--- BEGIN Raw records ---

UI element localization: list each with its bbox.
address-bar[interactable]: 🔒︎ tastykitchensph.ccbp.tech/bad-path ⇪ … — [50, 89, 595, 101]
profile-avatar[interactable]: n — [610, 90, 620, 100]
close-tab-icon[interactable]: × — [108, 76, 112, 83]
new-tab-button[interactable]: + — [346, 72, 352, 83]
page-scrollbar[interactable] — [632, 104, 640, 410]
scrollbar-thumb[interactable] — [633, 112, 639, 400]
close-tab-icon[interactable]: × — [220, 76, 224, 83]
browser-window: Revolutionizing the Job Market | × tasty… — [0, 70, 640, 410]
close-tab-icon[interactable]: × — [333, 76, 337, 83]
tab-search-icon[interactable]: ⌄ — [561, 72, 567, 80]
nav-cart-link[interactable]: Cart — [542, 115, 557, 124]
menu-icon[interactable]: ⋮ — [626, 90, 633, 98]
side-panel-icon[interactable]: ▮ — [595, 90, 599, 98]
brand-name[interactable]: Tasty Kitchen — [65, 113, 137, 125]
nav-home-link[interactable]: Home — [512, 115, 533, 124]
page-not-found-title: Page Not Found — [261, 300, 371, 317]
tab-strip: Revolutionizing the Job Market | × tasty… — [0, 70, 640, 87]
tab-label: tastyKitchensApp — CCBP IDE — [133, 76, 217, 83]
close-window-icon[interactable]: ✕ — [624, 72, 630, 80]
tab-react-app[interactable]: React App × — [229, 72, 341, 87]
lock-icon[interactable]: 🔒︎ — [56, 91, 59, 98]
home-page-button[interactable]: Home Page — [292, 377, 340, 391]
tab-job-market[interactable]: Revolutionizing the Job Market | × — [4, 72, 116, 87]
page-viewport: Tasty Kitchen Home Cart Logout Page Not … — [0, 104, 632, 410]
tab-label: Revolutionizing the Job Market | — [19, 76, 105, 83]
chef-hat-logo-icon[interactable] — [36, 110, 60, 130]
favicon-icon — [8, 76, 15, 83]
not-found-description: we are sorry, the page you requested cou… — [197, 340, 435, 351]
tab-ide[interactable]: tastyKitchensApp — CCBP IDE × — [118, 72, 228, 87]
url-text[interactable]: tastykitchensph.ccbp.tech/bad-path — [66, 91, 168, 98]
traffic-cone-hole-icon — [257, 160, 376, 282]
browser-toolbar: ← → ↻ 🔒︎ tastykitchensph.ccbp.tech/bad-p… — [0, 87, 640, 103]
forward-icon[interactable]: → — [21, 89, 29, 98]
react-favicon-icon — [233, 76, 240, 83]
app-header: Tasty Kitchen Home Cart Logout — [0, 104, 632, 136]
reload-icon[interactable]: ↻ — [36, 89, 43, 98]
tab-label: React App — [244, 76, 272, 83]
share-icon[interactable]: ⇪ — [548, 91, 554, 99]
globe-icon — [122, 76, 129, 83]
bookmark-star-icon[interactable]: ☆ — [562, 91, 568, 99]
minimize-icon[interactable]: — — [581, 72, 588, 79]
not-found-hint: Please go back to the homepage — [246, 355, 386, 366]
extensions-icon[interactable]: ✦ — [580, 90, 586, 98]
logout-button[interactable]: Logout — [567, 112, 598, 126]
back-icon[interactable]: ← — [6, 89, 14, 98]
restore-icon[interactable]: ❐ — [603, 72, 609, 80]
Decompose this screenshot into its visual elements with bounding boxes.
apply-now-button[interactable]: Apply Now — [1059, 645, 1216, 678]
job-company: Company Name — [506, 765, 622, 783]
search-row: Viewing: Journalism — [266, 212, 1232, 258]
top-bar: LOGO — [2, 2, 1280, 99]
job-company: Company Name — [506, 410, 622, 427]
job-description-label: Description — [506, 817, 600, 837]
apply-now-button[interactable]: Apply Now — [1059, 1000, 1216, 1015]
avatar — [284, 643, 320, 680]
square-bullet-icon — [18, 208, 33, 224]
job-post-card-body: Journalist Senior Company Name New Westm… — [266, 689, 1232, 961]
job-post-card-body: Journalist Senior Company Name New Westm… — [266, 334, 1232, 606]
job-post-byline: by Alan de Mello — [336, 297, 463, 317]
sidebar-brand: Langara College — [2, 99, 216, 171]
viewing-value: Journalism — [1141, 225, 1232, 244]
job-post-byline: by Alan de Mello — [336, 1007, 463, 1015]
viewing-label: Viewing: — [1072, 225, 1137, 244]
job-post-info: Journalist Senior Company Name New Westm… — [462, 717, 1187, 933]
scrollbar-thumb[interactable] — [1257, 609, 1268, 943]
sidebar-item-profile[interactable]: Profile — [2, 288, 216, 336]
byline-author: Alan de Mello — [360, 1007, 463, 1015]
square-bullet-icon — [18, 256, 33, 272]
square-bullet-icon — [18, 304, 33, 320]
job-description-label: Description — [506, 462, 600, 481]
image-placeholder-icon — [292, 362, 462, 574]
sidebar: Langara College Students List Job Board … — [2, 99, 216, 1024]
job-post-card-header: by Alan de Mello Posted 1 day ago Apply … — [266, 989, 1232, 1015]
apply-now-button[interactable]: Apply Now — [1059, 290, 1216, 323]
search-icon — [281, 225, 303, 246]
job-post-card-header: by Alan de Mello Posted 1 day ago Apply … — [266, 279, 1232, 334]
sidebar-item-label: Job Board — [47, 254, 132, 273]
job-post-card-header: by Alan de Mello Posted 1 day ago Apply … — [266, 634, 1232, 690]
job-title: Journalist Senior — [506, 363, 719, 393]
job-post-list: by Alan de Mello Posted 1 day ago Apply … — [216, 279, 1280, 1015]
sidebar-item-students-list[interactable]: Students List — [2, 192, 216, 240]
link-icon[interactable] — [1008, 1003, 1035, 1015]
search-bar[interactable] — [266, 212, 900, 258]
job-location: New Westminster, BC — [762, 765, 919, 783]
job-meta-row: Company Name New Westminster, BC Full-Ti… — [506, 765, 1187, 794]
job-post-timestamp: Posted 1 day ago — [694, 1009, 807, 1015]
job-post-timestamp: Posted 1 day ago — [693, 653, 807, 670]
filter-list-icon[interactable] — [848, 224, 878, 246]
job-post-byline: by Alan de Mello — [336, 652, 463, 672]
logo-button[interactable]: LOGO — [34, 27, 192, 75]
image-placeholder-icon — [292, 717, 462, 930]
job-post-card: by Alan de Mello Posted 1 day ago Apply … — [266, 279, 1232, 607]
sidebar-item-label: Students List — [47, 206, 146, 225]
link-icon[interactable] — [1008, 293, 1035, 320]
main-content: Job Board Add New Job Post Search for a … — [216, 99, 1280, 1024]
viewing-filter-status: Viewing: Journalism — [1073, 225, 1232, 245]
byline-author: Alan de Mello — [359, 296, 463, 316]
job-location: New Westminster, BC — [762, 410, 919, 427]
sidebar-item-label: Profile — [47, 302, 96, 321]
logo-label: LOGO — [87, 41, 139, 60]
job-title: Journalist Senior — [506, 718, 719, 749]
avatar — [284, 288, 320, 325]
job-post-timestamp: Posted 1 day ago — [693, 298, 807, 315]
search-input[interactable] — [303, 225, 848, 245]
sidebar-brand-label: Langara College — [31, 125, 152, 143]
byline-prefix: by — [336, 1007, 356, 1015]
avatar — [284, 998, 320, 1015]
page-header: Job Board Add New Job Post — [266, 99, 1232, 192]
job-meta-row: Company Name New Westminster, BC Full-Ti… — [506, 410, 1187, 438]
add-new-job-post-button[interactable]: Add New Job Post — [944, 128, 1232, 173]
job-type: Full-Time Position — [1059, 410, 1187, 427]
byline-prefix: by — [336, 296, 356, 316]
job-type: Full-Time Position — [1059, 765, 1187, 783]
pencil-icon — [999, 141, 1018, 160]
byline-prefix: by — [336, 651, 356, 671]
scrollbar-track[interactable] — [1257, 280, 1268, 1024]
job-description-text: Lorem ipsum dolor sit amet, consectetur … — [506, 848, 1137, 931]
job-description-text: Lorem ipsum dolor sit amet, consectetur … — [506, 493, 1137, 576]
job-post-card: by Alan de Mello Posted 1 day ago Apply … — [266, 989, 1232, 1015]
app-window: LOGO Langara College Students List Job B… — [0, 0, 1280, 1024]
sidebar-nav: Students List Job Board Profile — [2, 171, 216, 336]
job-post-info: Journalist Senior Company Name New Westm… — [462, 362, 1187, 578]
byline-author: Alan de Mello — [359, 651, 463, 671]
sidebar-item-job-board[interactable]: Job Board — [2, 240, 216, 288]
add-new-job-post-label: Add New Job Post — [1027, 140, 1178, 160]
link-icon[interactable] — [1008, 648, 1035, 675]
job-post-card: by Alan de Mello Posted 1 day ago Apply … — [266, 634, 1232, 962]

--- END Raw records ---
--- BEGIN Raw records ---

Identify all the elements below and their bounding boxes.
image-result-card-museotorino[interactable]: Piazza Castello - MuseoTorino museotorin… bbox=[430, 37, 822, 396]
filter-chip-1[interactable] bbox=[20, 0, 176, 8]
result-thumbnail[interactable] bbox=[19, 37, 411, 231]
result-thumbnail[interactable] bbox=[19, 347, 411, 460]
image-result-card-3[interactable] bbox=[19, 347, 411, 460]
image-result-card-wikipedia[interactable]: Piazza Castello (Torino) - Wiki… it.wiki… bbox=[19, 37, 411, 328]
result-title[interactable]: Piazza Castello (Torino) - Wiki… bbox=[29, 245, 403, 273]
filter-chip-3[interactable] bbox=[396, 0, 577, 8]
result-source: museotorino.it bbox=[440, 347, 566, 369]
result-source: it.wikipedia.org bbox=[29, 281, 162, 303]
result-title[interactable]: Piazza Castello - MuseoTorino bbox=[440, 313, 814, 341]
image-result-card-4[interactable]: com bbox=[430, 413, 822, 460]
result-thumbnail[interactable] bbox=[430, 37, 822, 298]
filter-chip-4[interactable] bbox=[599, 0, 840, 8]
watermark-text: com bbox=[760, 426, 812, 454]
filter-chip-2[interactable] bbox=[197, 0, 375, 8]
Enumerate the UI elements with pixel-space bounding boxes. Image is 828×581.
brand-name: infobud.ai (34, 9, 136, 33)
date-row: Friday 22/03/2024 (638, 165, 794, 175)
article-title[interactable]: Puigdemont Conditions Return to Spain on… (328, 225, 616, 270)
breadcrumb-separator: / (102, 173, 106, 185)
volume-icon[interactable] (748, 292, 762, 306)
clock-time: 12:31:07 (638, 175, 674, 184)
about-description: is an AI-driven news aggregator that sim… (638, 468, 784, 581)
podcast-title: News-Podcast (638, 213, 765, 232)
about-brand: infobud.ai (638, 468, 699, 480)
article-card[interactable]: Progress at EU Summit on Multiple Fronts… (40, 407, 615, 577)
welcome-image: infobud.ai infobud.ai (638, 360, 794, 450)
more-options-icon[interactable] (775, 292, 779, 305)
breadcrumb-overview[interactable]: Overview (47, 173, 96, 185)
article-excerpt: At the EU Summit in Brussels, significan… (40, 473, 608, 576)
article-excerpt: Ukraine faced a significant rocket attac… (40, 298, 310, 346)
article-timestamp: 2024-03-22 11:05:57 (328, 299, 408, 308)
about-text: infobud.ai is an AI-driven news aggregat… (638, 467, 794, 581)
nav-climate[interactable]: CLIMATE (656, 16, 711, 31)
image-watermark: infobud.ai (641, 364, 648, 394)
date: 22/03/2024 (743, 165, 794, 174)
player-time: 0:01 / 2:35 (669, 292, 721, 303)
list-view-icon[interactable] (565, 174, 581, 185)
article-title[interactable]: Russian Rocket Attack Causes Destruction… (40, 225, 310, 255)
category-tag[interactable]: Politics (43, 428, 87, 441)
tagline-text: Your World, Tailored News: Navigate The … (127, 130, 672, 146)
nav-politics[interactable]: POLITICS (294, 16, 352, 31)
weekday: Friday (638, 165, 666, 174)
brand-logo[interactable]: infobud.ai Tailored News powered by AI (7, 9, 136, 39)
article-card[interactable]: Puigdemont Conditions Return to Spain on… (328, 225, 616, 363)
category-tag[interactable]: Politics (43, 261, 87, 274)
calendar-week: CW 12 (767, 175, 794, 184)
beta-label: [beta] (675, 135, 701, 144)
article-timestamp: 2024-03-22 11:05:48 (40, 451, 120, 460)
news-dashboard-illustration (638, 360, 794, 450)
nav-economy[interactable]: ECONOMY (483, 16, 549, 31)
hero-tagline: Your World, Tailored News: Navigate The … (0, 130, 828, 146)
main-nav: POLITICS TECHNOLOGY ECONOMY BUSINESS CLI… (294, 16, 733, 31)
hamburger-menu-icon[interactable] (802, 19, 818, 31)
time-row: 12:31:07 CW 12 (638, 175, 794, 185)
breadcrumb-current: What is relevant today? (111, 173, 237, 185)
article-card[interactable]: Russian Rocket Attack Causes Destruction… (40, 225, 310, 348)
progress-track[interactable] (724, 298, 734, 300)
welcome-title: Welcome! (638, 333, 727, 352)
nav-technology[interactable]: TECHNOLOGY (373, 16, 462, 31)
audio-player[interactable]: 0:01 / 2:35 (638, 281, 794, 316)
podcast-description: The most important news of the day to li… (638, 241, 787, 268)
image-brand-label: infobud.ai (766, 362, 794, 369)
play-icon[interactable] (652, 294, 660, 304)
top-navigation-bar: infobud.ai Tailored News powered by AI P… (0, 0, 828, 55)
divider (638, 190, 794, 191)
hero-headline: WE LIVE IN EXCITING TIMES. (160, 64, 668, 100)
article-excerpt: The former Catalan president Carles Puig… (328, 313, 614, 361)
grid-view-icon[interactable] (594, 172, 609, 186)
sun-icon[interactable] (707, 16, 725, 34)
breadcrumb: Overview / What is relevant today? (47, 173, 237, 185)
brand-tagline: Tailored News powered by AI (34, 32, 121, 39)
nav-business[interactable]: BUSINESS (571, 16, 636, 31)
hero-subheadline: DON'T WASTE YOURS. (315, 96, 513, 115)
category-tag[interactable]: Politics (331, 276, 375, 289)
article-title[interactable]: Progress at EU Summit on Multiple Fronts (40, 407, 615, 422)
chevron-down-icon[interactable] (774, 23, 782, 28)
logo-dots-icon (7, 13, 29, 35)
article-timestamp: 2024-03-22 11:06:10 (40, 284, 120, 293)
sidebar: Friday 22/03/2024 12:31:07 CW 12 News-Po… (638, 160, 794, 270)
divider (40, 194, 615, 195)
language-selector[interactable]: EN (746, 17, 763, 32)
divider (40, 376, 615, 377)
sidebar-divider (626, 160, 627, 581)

--- END Raw records ---
--- BEGIN Raw records ---

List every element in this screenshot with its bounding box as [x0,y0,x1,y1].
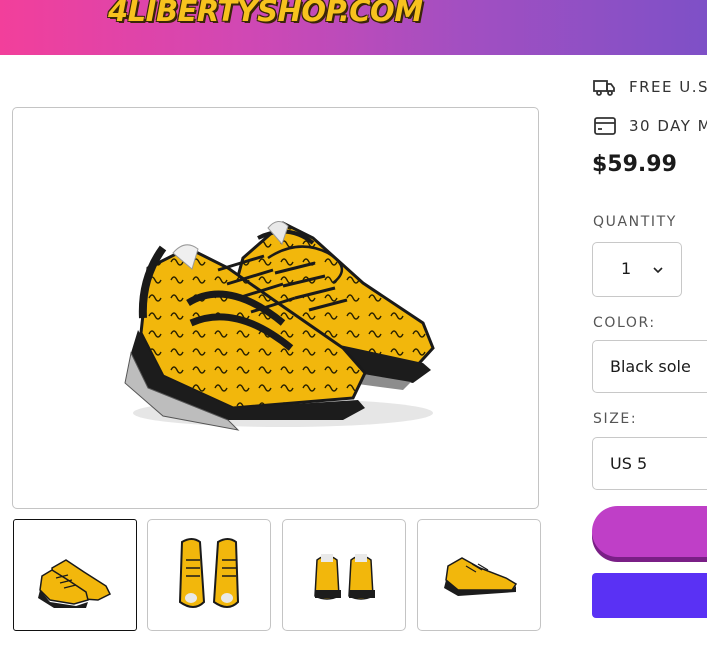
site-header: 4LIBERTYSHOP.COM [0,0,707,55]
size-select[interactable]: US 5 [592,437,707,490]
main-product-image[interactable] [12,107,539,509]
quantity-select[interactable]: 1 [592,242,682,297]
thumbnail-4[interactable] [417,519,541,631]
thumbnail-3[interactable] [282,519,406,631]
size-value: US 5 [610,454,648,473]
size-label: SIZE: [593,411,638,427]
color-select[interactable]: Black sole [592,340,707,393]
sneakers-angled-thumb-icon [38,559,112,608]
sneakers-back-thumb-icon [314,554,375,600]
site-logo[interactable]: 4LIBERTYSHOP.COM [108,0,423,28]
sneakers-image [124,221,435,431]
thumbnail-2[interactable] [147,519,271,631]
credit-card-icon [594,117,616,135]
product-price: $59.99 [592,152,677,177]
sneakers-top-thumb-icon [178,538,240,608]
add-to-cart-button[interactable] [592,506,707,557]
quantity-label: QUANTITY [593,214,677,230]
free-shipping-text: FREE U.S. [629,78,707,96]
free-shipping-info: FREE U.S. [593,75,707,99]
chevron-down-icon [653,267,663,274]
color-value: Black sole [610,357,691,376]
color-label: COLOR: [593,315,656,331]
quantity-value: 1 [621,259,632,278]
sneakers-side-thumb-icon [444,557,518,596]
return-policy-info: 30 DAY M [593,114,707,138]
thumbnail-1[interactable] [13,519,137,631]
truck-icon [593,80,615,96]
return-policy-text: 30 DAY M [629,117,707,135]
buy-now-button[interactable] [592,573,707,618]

--- END Raw records ---

The task: Lay out the rows from the one containing "Identify all the" through the one containing "filter-chip-2[interactable] bbox=[197, 0, 375, 8]" as a Markdown table with the columns Index and Entry. Number each row in the Index column, put its text in the Entry column, and leave out any blank lines.

The result:
| Index | Entry |
|---|---|
| 1 | Identify all the elements below and their bounding boxes. |
| 2 | image-result-card-museotorino[interactable]: Piazza Castello - MuseoTorino museotorin… bbox=[430, 37, 822, 396] |
| 3 | filter-chip-1[interactable] bbox=[20, 0, 176, 8] |
| 4 | result-thumbnail[interactable] bbox=[19, 37, 411, 231] |
| 5 | result-thumbnail[interactable] bbox=[19, 347, 411, 460] |
| 6 | image-result-card-3[interactable] bbox=[19, 347, 411, 460] |
| 7 | image-result-card-wikipedia[interactable]: Piazza Castello (Torino) - Wiki… it.wiki… bbox=[19, 37, 411, 328] |
| 8 | result-title[interactable]: Piazza Castello (Torino) - Wiki… bbox=[29, 245, 403, 273] |
| 9 | filter-chip-3[interactable] bbox=[396, 0, 577, 8] |
| 10 | result-source: museotorino.it bbox=[440, 347, 566, 369] |
| 11 | result-source: it.wikipedia.org bbox=[29, 281, 162, 303] |
| 12 | result-title[interactable]: Piazza Castello - MuseoTorino bbox=[440, 313, 814, 341] |
| 13 | image-result-card-4[interactable]: com bbox=[430, 413, 822, 460] |
| 14 | result-thumbnail[interactable] bbox=[430, 37, 822, 298] |
| 15 | filter-chip-4[interactable] bbox=[599, 0, 840, 8] |
| 16 | watermark-text: com bbox=[760, 426, 812, 454] |
| 17 | filter-chip-2[interactable] bbox=[197, 0, 375, 8] |